Extract to read: Begin
The clinical relevance of OSM in inflammatory diseases: a comprehensive review

Abstract

Oncostatin M (OSM) is a pleiotropic cytokine involved in a variety of inflammatory responses such as wound healing, liver regeneration, and bone remodeling. As a member of the interleukin-6 (IL-6) family of cytokines, OSM binds the shared receptor gp130, recruits either OSMRβ or LIFRβ, and activates a variety of signaling pathways including the JAK/STAT, MAPK, JNK, and PI3K/AKT pathways. Since its discovery in 1986, OSM has been identified as a significant contributor to a multitude of inflammatory diseases, including arthritis, inflammatory bowel disease, lung and skin disease, cardiovascular disease, and most recently, COVID-19. Additionally, OSM has also been extensively studied in the context of several cancer types including breast, cervical, ovarian, testicular, colon and gastrointestinal, brain,lung, skin, as well as other cancers. While OSM has been recognized as a significant contributor for each of these diseases, and studies have shown OSM inhibition is effective at treating or reducing symptoms, very few therapeutics have succeeded into clinical trials, and none have yet been approved by the FDA for treatment. In this review, we outline the role OSM plays in a variety of inflammatory diseases, including cancer, and outline the previous and current strategies for developing an inhibitor for OSM signaling.
Extract to read: End
Source material: Begin
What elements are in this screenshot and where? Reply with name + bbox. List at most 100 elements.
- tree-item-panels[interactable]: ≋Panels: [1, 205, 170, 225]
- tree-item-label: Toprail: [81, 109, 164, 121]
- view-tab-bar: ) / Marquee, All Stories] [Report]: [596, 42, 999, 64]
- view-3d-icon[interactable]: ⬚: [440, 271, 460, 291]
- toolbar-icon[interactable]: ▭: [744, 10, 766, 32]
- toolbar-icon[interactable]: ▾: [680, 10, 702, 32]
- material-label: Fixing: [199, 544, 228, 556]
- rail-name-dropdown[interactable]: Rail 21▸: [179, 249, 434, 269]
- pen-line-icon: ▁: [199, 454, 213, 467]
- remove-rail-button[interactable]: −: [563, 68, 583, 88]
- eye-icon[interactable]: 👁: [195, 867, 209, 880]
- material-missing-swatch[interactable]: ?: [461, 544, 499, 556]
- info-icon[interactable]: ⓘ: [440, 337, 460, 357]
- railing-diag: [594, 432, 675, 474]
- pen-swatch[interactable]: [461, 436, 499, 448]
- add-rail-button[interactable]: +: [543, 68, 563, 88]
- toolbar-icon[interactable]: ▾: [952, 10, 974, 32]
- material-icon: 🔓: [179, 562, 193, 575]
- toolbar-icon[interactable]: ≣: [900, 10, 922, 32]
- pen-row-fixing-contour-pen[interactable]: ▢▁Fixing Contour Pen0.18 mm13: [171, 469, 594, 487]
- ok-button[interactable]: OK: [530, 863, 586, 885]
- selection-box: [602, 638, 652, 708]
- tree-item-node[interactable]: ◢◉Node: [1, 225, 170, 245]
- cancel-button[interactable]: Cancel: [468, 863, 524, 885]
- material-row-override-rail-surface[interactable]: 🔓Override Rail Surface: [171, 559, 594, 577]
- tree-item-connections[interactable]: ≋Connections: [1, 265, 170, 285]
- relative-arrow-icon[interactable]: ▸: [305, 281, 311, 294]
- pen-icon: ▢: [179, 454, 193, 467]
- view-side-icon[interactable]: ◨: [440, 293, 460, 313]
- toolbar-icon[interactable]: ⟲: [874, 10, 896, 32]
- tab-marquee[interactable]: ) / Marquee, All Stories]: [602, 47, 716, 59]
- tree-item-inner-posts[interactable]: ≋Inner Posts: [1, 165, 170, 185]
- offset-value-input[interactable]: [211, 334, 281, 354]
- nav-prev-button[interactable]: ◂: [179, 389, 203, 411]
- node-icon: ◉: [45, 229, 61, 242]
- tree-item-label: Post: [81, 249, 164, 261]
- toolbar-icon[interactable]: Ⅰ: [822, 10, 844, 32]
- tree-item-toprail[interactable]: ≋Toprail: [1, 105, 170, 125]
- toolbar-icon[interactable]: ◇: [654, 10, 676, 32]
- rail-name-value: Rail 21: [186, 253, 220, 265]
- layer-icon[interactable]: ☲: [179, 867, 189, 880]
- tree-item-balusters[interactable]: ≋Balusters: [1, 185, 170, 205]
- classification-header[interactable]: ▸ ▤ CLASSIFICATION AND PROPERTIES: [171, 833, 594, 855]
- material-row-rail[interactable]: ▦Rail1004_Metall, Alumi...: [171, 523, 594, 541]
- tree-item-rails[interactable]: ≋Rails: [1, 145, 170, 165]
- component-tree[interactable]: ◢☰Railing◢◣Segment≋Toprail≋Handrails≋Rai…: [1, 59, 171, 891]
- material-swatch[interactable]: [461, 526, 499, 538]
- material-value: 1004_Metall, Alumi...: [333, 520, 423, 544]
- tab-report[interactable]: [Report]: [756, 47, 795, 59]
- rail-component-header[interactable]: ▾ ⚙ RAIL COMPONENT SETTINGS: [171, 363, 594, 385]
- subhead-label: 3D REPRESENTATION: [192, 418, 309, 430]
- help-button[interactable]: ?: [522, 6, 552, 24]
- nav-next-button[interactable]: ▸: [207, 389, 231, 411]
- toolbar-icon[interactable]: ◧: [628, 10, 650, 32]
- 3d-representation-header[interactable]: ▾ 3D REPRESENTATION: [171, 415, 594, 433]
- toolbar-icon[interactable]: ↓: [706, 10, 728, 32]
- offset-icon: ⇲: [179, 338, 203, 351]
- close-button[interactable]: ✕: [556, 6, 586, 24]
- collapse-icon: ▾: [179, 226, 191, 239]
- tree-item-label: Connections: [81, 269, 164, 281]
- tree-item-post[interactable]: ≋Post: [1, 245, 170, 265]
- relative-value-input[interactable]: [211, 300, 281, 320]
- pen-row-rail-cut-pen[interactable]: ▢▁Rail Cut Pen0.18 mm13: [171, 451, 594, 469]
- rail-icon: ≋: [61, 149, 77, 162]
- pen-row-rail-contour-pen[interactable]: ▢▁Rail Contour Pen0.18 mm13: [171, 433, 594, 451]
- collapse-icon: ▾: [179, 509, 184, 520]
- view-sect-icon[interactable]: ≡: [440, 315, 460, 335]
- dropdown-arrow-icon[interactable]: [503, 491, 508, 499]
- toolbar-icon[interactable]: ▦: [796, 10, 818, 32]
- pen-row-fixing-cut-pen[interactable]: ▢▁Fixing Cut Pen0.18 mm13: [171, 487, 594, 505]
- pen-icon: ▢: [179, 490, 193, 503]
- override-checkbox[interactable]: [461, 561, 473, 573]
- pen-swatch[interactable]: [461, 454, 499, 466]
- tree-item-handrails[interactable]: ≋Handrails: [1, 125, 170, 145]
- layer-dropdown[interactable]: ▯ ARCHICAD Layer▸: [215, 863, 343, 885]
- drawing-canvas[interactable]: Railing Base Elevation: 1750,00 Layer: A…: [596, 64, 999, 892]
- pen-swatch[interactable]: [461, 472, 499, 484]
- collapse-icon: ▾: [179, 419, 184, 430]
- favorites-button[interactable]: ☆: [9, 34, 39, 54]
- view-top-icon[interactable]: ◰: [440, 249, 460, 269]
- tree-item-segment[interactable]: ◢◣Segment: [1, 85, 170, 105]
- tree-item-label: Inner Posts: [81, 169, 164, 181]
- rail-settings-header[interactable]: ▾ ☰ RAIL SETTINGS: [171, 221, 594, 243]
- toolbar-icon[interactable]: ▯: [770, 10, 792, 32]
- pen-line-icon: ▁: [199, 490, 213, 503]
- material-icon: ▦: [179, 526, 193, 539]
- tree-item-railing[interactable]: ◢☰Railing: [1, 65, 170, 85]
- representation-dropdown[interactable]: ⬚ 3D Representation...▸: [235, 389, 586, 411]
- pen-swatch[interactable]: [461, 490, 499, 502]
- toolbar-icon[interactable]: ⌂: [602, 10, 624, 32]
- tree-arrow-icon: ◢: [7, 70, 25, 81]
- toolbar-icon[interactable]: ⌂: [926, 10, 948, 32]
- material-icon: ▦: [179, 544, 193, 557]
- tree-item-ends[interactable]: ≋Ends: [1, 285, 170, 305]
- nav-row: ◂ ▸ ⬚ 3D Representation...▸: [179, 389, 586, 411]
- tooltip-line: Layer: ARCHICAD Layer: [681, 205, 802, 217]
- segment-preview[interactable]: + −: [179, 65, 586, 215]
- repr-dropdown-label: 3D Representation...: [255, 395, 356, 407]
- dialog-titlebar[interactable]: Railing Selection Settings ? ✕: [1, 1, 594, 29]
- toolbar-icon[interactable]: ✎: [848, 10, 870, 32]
Source material: End
To do: According to the abstract on OSM in inflammatory diseases, why does OSM bind the receptor gp130? Answer in one to three sentences. The material placed after the abstract on OSM in inflammatory diseases is separate from it.

Answer box: OSM binds gp130 because it belongs to the interleukin-6 (IL-6) family of cytokines, and gp130 is the receptor that family shares. After binding gp130, OSM recruits either OSMRβ or LIFRβ.